> **WRITTEN REQUEST**
Return every entry exactly as written.

> **DATASET ROWS**

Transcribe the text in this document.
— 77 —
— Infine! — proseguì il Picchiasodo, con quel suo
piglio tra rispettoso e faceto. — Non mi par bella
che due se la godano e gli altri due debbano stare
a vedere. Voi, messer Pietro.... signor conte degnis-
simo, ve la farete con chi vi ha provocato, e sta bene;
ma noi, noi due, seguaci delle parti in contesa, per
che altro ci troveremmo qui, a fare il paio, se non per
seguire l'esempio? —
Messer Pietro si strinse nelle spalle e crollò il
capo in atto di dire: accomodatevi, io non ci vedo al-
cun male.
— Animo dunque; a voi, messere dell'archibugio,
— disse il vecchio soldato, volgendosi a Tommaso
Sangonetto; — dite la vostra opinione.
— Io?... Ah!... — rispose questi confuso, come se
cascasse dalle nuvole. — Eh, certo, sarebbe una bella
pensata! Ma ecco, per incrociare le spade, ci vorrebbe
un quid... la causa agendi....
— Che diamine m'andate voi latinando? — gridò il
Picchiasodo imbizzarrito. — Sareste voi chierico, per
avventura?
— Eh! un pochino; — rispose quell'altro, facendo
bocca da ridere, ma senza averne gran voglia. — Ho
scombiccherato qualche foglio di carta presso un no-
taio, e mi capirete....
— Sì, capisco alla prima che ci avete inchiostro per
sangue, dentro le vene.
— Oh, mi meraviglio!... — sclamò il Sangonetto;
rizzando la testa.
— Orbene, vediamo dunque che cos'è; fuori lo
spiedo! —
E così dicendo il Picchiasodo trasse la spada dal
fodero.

> **TASK RESULT**
Transcribe the text in this document.
— 77 —
— Infine! — proseguì il Picchiasodo, con quel suo
piglio tra rispettoso e faceto. — Non mi par bella
che due se la godano e gli altri due debbano stare
a vedere. Voi, messer Pietro.... signor conte degnis-
simo, ve la farete con chi vi ha provocato, e sta bene;
ma noi, noi due, seguaci delle parti in contesa, per
che altro ci troveremmo qui, a fare il paio, se non per
seguire l'esempio? —
Messer Pietro si strinse nelle spalle e crollò il
capo in atto di dire: accomodatevi, io non ci vedo al-
cun male.
— Animo dunque; a voi, messere dell'archibugio,
— disse il vecchio soldato, volgendosi a Tommaso
Sangonetto; — dite la vostra opinione.
— Io?... Ah!... — rispose questi confuso, come se
cascasse dalle nuvole. — Eh, certo, sarebbe una bella
pensata! Ma ecco, per incrociare le spade, ci vorrebbe
un quid... la causa agendi....
— Che diamine m'andate voi latinando? — gridò il
Picchiasodo imbizzarrito. — Sareste voi chierico, per
avventura?
— Eh! un pochino; — rispose quell'altro, facendo
bocca da ridere, ma senza averne gran voglia. — Ho
scombiccherato qualche foglio di carta presso un no-
taio, e mi capirete....
— Sì, capisco alla prima che ci avete inchiostro per
sangue, dentro le vene.
— Oh, mi meraviglio!... — sclamò il Sangonetto;
rizzando la testa.
— Orbene, vediamo dunque che cos'è; fuori lo
spiedo! —
E così dicendo il Picchiasodo trasse la spada dal
fodero.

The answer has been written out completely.